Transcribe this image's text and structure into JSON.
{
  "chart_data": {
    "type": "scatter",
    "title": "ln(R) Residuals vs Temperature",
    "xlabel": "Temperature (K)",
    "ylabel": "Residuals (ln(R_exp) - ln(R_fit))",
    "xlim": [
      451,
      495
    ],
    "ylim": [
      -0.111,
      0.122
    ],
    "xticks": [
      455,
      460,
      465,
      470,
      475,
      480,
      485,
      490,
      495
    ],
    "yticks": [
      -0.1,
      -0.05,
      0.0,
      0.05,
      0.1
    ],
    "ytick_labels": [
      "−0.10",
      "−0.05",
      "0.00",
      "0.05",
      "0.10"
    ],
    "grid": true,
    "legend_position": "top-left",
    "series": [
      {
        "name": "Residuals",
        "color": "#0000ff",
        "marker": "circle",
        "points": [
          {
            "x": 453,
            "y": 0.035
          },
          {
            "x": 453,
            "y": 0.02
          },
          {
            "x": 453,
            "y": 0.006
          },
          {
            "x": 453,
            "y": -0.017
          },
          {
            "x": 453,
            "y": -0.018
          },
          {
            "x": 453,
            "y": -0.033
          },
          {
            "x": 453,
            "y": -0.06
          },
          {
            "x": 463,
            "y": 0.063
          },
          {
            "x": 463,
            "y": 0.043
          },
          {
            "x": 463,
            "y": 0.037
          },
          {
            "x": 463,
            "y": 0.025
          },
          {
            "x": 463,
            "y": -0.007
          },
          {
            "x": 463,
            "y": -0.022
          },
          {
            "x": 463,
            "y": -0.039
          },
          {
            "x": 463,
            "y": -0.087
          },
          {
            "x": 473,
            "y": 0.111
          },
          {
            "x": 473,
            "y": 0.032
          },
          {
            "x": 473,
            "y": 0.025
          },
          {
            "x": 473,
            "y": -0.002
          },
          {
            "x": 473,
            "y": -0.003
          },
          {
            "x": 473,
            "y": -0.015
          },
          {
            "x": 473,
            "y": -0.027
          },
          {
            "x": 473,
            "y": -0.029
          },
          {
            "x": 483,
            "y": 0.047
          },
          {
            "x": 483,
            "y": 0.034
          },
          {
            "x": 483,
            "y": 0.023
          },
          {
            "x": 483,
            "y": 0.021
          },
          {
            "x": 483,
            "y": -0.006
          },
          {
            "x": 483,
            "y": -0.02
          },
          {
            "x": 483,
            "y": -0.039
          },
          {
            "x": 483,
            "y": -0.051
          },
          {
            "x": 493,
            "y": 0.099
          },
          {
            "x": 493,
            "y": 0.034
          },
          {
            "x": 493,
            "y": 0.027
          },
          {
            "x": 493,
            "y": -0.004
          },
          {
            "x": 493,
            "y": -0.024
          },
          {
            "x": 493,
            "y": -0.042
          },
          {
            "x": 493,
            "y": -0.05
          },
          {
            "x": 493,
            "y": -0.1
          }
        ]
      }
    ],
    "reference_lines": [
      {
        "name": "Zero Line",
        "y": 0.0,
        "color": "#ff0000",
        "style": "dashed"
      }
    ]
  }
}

Task goal: Write out all records exactly, keeping every detail.

Output for this exercise:
Transcribe this image's text and structure into JSON.
{
  "chart_data": {
    "type": "scatter",
    "title": "ln(R) Residuals vs Temperature",
    "xlabel": "Temperature (K)",
    "ylabel": "Residuals (ln(R_exp) - ln(R_fit))",
    "xlim": [
      451,
      495
    ],
    "ylim": [
      -0.111,
      0.122
    ],
    "xticks": [
      455,
      460,
      465,
      470,
      475,
      480,
      485,
      490,
      495
    ],
    "yticks": [
      -0.1,
      -0.05,
      0.0,
      0.05,
      0.1
    ],
    "ytick_labels": [
      "−0.10",
      "−0.05",
      "0.00",
      "0.05",
      "0.10"
    ],
    "grid": true,
    "legend_position": "top-left",
    "series": [
      {
        "name": "Residuals",
        "color": "#0000ff",
        "marker": "circle",
        "points": [
          {
            "x": 453,
            "y": 0.035
          },
          {
            "x": 453,
            "y": 0.02
          },
          {
            "x": 453,
            "y": 0.006
          },
          {
            "x": 453,
            "y": -0.017
          },
          {
            "x": 453,
            "y": -0.018
          },
          {
            "x": 453,
            "y": -0.033
          },
          {
            "x": 453,
            "y": -0.06
          },
          {
            "x": 463,
            "y": 0.063
          },
          {
            "x": 463,
            "y": 0.043
          },
          {
            "x": 463,
            "y": 0.037
          },
          {
            "x": 463,
            "y": 0.025
          },
          {
            "x": 463,
            "y": -0.007
          },
          {
            "x": 463,
            "y": -0.022
          },
          {
            "x": 463,
            "y": -0.039
          },
          {
            "x": 463,
            "y": -0.087
          },
          {
            "x": 473,
            "y": 0.111
          },
          {
            "x": 473,
            "y": 0.032
          },
          {
            "x": 473,
            "y": 0.025
          },
          {
            "x": 473,
            "y": -0.002
          },
          {
            "x": 473,
            "y": -0.003
          },
          {
            "x": 473,
            "y": -0.015
          },
          {
            "x": 473,
            "y": -0.027
          },
          {
            "x": 473,
            "y": -0.029
          },
          {
            "x": 483,
            "y": 0.047
          },
          {
            "x": 483,
            "y": 0.034
          },
          {
            "x": 483,
            "y": 0.023
          },
          {
            "x": 483,
            "y": 0.021
          },
          {
            "x": 483,
            "y": -0.006
          },
          {
            "x": 483,
            "y": -0.02
          },
          {
            "x": 483,
            "y": -0.039
          },
          {
            "x": 483,
            "y": -0.051
          },
          {
            "x": 493,
            "y": 0.099
          },
          {
            "x": 493,
            "y": 0.034
          },
          {
            "x": 493,
            "y": 0.027
          },
          {
            "x": 493,
            "y": -0.004
          },
          {
            "x": 493,
            "y": -0.024
          },
          {
            "x": 493,
            "y": -0.042
          },
          {
            "x": 493,
            "y": -0.05
          },
          {
            "x": 493,
            "y": -0.1
          }
        ]
      }
    ],
    "reference_lines": [
      {
        "name": "Zero Line",
        "y": 0.0,
        "color": "#ff0000",
        "style": "dashed"
      }
    ]
  }
}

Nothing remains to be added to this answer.